##### Auszug

Die strategische Orientierung Serbiens wird von keinem der beiden aussichtsreichsten Präsidentschaftskandidaten in Frage gestellt: Sowohl Präsident Boris Tadic von der Demokratischen Partei (DS) als auch sein stärkster Herausforderer Tomislav Nikolic von der oppositionellen Serbischen Fortschrittspartei (SNS) wollen Serbien in die Europäische Union führen. Ihre Parteien werden voraussichtlich auch im künftigen serbischen Parlament die stärksten politischen Kräfte sein.

Nur wenige Parteien versuchen, sich von den anderen abzuheben, indem sie sich dem angestrebten EU-Beitritt widersetzen. Das gilt unter anderem für die Demokratische Partei Serbiens (DSS) des ehemaligen Regierungschefs Vojislav Kostunica. Bei der Präsidentschaftswahl hat Kostunica allerdings kaum Chancen: Die Umfragen deuten auf ein Zwei-Mann-Rennen zwischen Boris Tadic und Tomislav Nikolic.

Kosovo-Streit wird kaum erwähnt

Boris Tadic ist betont pro-europäisch orientiert und seine Demokratische Partei gilt seit den Zeiten des ermordeten Partei- und Regierungchefs Zoran Djindjic (2001 - 2003) als sozialliberal und modern. Tadics stärkster Herausforderer Tomislav Nikolic gründete seine Serbische Fortschrittspartei 2008, indem er sich von der Serbischen Radikalen Partei des Ultranationalisten und wegen Kriegsverbrechen angeklagten Vojislav Seselj abspaltete. Heute gilt er als gemäßigter und pro-europäisch orientierter Nationalist.

Bisheriger serbischer Präsident Boris Tadic (Foto: dapd)
Tadic trat im April zurück, um den Weg für Neuwahlen freizumachenBild: dapd

Nicht nur der EU-Kurs, auch das andere zentrale politische Thema in Serbien wurde im Wahlkampf kaum erwähnt: der Kosovo-Streit. Serbien weigert sich immer noch, die Unabhängigkeit seiner ehemaligen Provinz Kosovo anzuerkennen. In dieser Frage sind sich die serbischen Parteien weitgehend einig. Nur die Liberaldemokratische Partei (LDP), die es Umfragen zufolge bei dieser Wahl über die Fünf-Prozent-Hürde schaffen wird, setzt sich für die Anerkennung des unabhängigen Kosovo ein.

##########
##### Lernmaterial

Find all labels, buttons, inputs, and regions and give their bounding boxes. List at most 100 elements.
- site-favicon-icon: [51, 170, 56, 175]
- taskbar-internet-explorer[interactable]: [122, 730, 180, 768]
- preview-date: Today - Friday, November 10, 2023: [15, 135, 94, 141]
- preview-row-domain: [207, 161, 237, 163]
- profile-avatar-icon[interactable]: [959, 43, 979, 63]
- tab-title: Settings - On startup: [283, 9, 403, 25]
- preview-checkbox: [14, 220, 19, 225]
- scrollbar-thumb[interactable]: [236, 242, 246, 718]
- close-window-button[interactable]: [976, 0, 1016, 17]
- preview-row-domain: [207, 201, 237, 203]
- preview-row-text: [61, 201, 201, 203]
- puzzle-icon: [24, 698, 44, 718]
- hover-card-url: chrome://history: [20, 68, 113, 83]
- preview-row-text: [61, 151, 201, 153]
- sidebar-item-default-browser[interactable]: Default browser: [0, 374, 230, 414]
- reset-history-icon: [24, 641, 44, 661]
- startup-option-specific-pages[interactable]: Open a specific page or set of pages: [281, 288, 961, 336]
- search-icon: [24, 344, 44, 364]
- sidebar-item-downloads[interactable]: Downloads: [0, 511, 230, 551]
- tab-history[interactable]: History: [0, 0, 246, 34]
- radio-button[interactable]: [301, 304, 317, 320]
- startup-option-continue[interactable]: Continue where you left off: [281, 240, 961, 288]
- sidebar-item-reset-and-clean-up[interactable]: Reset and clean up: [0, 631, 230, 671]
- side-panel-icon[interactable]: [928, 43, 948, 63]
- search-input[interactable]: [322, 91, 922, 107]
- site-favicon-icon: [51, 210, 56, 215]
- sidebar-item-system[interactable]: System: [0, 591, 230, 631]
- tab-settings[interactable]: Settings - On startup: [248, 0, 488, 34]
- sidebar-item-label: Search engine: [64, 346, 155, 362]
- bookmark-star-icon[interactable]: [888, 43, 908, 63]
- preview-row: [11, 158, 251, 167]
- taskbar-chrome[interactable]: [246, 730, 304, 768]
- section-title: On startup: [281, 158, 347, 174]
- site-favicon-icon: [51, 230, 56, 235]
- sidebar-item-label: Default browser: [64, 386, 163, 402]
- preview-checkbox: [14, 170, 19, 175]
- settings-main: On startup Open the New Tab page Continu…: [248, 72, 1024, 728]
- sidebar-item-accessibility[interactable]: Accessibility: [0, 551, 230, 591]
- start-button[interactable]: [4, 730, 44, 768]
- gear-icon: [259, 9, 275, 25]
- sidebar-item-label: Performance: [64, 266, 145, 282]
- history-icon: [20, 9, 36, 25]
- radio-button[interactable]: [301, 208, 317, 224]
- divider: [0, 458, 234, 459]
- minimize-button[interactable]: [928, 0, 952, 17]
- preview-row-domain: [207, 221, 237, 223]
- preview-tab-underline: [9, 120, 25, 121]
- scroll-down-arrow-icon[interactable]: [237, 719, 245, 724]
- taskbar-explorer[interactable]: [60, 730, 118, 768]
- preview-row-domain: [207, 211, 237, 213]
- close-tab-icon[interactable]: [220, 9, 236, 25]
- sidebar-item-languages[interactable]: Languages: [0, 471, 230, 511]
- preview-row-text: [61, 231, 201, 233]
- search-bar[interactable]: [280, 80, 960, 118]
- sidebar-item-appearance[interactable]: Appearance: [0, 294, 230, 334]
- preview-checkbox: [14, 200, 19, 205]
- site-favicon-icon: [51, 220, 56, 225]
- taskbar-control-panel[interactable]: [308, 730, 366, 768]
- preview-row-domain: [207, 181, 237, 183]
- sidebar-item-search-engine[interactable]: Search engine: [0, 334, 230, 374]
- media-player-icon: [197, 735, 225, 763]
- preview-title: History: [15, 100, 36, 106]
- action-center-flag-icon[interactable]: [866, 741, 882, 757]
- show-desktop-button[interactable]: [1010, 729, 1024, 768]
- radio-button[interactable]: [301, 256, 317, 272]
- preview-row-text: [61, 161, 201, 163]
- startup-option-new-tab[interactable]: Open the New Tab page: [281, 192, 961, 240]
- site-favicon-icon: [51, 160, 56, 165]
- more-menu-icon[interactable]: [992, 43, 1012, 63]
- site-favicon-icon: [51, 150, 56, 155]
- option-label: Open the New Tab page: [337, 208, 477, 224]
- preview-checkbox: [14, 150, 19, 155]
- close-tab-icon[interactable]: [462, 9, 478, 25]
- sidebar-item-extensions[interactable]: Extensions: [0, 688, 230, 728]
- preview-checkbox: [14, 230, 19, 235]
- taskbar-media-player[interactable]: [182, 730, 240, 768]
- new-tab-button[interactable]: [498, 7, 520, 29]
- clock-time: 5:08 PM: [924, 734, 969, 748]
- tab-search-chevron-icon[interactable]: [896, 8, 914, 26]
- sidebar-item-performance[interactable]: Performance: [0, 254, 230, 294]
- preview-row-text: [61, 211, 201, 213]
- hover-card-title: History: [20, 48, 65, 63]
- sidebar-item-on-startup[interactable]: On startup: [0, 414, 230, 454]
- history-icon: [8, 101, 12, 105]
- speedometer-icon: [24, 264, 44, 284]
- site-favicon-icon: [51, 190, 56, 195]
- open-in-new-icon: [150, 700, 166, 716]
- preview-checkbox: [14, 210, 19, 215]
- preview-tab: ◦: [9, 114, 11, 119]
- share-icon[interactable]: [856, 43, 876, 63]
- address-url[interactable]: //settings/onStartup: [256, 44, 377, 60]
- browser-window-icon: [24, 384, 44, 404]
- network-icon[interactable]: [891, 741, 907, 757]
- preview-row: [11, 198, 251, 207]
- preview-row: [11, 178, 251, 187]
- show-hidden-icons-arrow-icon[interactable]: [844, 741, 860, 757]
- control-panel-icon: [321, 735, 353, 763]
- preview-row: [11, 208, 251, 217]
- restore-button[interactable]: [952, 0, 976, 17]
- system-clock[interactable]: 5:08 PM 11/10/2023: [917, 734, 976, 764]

##########

▶ Fragen zum Material
A. Beantworte anhand des Auszugs zur serbischen Präsidentschaftswahl:
(i) Welcher Partei gehört Tomislav Nikolic an?
(ii) In welchem Jahr gründete Nikolic diese Partei?
(iii) Welche Partei setzt sich für die Anerkennung des unabhängigen Kosovo ein?
B. Nenne alle politischen Parteien, die im Auszug zur serbischen Präsidentschaftswahl vorkommen.
Das Material wird zur Bearbeitung nicht gebraucht.

▶ Lösungen pro Aufgabe
A.
(i) Der Serbischen Fortschrittspartei (SNS)
(ii) 2008
(iii) Die Liberaldemokratische Partei (LDP)

B.
Demokratische Partei (DS)
Serbische Fortschrittspartei (SNS)
Demokratische Partei Serbiens (DSS)
Serbische Radikale Partei
Liberaldemokratische Partei (LDP)